(Data entries)
— START —
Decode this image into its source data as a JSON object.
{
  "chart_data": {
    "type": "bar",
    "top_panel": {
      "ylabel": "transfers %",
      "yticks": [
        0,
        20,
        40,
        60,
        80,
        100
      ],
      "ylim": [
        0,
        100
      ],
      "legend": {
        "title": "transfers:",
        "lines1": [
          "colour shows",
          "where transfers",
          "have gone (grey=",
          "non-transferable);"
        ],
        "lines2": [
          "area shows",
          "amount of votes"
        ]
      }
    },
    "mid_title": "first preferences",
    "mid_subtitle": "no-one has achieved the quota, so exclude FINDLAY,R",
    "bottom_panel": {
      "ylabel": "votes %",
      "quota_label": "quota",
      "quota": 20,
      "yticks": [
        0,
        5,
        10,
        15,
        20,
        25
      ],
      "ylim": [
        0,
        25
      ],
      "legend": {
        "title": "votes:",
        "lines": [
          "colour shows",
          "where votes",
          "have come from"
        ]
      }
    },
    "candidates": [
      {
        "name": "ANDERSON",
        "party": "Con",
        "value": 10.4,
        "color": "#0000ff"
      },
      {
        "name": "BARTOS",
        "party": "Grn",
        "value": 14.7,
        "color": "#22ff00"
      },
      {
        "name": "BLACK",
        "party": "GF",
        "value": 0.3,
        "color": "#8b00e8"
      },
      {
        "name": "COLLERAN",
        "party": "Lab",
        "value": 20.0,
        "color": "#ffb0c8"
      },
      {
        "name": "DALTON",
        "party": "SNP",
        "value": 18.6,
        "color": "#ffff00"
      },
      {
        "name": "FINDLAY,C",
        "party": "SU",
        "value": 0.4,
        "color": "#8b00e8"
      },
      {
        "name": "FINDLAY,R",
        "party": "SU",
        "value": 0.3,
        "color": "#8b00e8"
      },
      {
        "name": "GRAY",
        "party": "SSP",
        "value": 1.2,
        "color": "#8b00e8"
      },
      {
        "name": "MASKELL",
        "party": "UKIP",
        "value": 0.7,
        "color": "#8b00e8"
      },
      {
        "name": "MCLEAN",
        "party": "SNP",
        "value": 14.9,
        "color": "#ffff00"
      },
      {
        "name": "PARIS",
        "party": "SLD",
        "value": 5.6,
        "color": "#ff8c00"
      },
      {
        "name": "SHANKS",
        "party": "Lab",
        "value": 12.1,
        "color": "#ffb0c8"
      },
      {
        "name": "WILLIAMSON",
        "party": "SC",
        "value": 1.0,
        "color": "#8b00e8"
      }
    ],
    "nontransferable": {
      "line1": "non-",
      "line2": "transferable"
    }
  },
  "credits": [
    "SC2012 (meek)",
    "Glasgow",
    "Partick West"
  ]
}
— END —
Give only the number of lines in the material above where the string "FINDLAY" appears.

Written response: 3